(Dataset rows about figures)
— start —
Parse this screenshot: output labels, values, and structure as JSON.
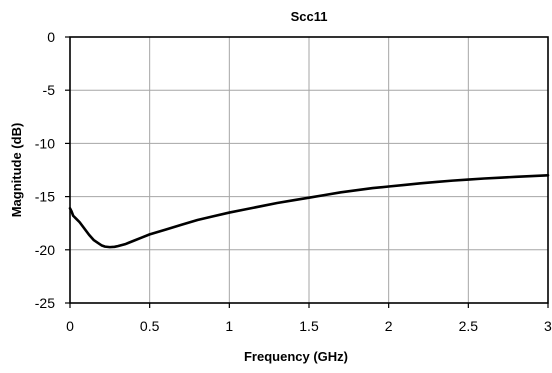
{
  "chart_data": {
    "type": "line",
    "title": "Scc11",
    "xlabel": "Frequency (GHz)",
    "ylabel": "Magnitude (dB)",
    "xlim": [
      0,
      3
    ],
    "ylim": [
      -25,
      0
    ],
    "x_ticks": [
      0,
      0.5,
      1,
      1.5,
      2,
      2.5,
      3
    ],
    "x_tick_labels": [
      "0",
      "0.5",
      "1",
      "1.5",
      "2",
      "2.5",
      "3"
    ],
    "y_ticks": [
      0,
      -5,
      -10,
      -15,
      -20,
      -25
    ],
    "y_tick_labels": [
      "0",
      "-5",
      "-10",
      "-15",
      "-20",
      "-25"
    ],
    "grid": true,
    "legend": "none",
    "series": [
      {
        "color": "#000000",
        "x": [
          0,
          0.01,
          0.02,
          0.04,
          0.06,
          0.08,
          0.1,
          0.12,
          0.15,
          0.18,
          0.2,
          0.22,
          0.25,
          0.28,
          0.3,
          0.35,
          0.4,
          0.45,
          0.5,
          0.6,
          0.7,
          0.8,
          0.9,
          1.0,
          1.1,
          1.2,
          1.3,
          1.4,
          1.5,
          1.6,
          1.7,
          1.8,
          1.9,
          2.0,
          2.1,
          2.2,
          2.3,
          2.4,
          2.5,
          2.6,
          2.7,
          2.8,
          2.9,
          3.0
        ],
        "y": [
          -16.1,
          -16.4,
          -16.8,
          -17.1,
          -17.4,
          -17.8,
          -18.2,
          -18.6,
          -19.1,
          -19.4,
          -19.6,
          -19.7,
          -19.75,
          -19.72,
          -19.65,
          -19.45,
          -19.15,
          -18.85,
          -18.55,
          -18.1,
          -17.65,
          -17.2,
          -16.85,
          -16.5,
          -16.2,
          -15.9,
          -15.6,
          -15.35,
          -15.1,
          -14.85,
          -14.6,
          -14.4,
          -14.2,
          -14.05,
          -13.9,
          -13.75,
          -13.62,
          -13.5,
          -13.4,
          -13.3,
          -13.22,
          -13.14,
          -13.07,
          -13.0
        ]
      }
    ]
  }
}
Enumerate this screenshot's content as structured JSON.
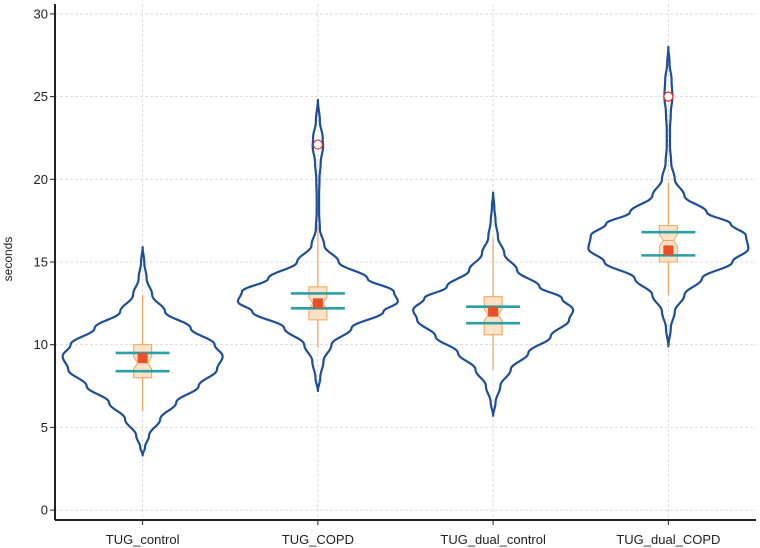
{
  "chart_data": {
    "type": "violin",
    "title": "",
    "xlabel": "",
    "ylabel": "seconds",
    "ylim": [
      -0.6,
      30.6
    ],
    "yticks": [
      0,
      5,
      10,
      15,
      20,
      25,
      30
    ],
    "grid": true,
    "categories": [
      "TUG_control",
      "TUG_COPD",
      "TUG_dual_control",
      "TUG_dual_COPD"
    ],
    "series": [
      {
        "name": "TUG_control",
        "kde_min": 3.3,
        "kde_max": 15.9,
        "whisker_low": 6.0,
        "whisker_high": 13.0,
        "q1": 8.0,
        "median": 8.9,
        "q3": 10.0,
        "mean": 9.2,
        "mean_ci_low": 8.4,
        "mean_ci_high": 9.5,
        "outliers": [],
        "density": [
          [
            3.3,
            0
          ],
          [
            3.8,
            0.03
          ],
          [
            4.5,
            0.08
          ],
          [
            5.5,
            0.22
          ],
          [
            6.5,
            0.42
          ],
          [
            7.5,
            0.7
          ],
          [
            8.5,
            0.93
          ],
          [
            9.3,
            1.0
          ],
          [
            10.0,
            0.9
          ],
          [
            11.0,
            0.6
          ],
          [
            12.0,
            0.28
          ],
          [
            13.0,
            0.12
          ],
          [
            14.0,
            0.05
          ],
          [
            15.0,
            0.02
          ],
          [
            15.9,
            0
          ]
        ]
      },
      {
        "name": "TUG_COPD",
        "kde_min": 7.2,
        "kde_max": 24.8,
        "whisker_low": 9.8,
        "whisker_high": 17.2,
        "q1": 11.5,
        "median": 12.5,
        "q3": 13.5,
        "mean": 12.5,
        "mean_ci_low": 12.2,
        "mean_ci_high": 13.1,
        "outliers": [
          22.1
        ],
        "density": [
          [
            7.2,
            0
          ],
          [
            8.0,
            0.03
          ],
          [
            9.0,
            0.07
          ],
          [
            10.0,
            0.17
          ],
          [
            11.0,
            0.42
          ],
          [
            12.0,
            0.82
          ],
          [
            12.6,
            1.0
          ],
          [
            13.2,
            0.95
          ],
          [
            14.0,
            0.62
          ],
          [
            15.0,
            0.26
          ],
          [
            16.0,
            0.08
          ],
          [
            17.0,
            0.025
          ],
          [
            18.0,
            0.015
          ],
          [
            19.0,
            0.015
          ],
          [
            20.0,
            0.02
          ],
          [
            21.0,
            0.035
          ],
          [
            22.0,
            0.065
          ],
          [
            22.5,
            0.06
          ],
          [
            23.5,
            0.025
          ],
          [
            24.8,
            0
          ]
        ]
      },
      {
        "name": "TUG_dual_control",
        "kde_min": 5.7,
        "kde_max": 19.2,
        "whisker_low": 8.5,
        "whisker_high": 16.5,
        "q1": 10.6,
        "median": 11.8,
        "q3": 12.9,
        "mean": 12.0,
        "mean_ci_low": 11.3,
        "mean_ci_high": 12.3,
        "outliers": [],
        "density": [
          [
            5.7,
            0
          ],
          [
            6.5,
            0.03
          ],
          [
            7.5,
            0.09
          ],
          [
            8.5,
            0.22
          ],
          [
            9.5,
            0.44
          ],
          [
            10.5,
            0.72
          ],
          [
            11.5,
            0.95
          ],
          [
            12.1,
            1.0
          ],
          [
            12.8,
            0.86
          ],
          [
            13.5,
            0.58
          ],
          [
            14.5,
            0.3
          ],
          [
            15.5,
            0.14
          ],
          [
            16.5,
            0.06
          ],
          [
            17.5,
            0.03
          ],
          [
            18.3,
            0.015
          ],
          [
            19.2,
            0
          ]
        ]
      },
      {
        "name": "TUG_dual_COPD",
        "kde_min": 9.9,
        "kde_max": 28.0,
        "whisker_low": 13.0,
        "whisker_high": 19.8,
        "q1": 15.0,
        "median": 16.3,
        "q3": 17.2,
        "mean": 15.7,
        "mean_ci_low": 15.4,
        "mean_ci_high": 16.8,
        "outliers": [
          25.0
        ],
        "density": [
          [
            9.9,
            0
          ],
          [
            11.0,
            0.03
          ],
          [
            12.0,
            0.08
          ],
          [
            13.0,
            0.2
          ],
          [
            14.0,
            0.42
          ],
          [
            15.0,
            0.8
          ],
          [
            15.8,
            1.0
          ],
          [
            16.6,
            0.97
          ],
          [
            17.3,
            0.78
          ],
          [
            18.0,
            0.48
          ],
          [
            19.0,
            0.2
          ],
          [
            20.0,
            0.08
          ],
          [
            21.0,
            0.035
          ],
          [
            22.0,
            0.02
          ],
          [
            23.0,
            0.02
          ],
          [
            24.0,
            0.03
          ],
          [
            25.0,
            0.05
          ],
          [
            26.0,
            0.04
          ],
          [
            27.0,
            0.015
          ],
          [
            28.0,
            0
          ]
        ]
      }
    ],
    "colors": {
      "violin": "#1f4e99",
      "box_fill": "#fde2c4",
      "box_edge": "#f2a35e",
      "whisker": "#f2a35e",
      "mean_marker": "#e8502a",
      "ci_lines": "#2aa0a4",
      "outlier_edge": "#e8302a",
      "grid": "#d6d6d6",
      "axis": "#222222"
    }
  }
}
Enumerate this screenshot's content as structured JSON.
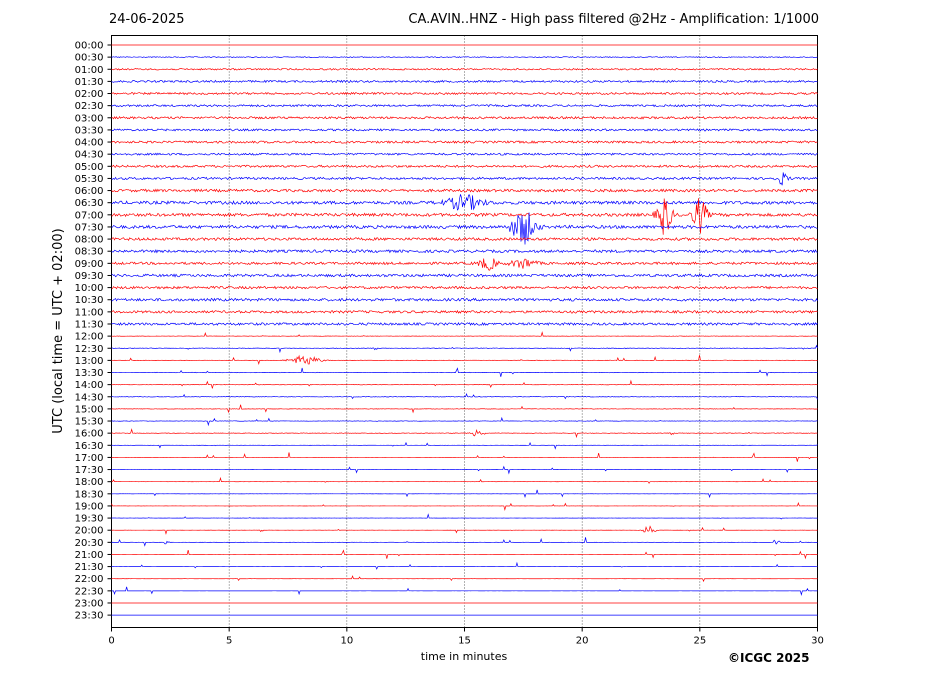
— end —
**BRIEF:** Where a line in the material above holds "name", copy that line.

**WRITTEN RESPONSE:**
        "name": "TUG_control",
        "name": "TUG_COPD",
        "name": "TUG_dual_control",
        "name": "TUG_dual_COPD",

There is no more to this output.